> [WHAT TO WORK ON]: Out of the lines in this data, how many include "ниже"? Give the number and nothing else.

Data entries
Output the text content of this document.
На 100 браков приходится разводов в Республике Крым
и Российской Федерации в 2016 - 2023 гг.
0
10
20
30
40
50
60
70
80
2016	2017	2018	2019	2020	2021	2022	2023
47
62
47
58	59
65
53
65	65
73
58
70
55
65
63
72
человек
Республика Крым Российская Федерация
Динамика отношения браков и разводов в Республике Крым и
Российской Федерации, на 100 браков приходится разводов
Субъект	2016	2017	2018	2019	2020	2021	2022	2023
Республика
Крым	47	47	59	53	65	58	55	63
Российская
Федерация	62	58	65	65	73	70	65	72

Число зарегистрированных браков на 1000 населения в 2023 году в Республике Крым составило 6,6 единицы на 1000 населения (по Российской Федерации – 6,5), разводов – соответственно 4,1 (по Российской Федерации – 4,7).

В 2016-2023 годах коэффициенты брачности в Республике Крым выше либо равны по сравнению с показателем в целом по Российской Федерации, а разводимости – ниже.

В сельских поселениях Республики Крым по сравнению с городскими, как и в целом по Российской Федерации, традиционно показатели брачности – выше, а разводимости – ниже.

> [ANSWER FOR THIS EXERCISE]: 2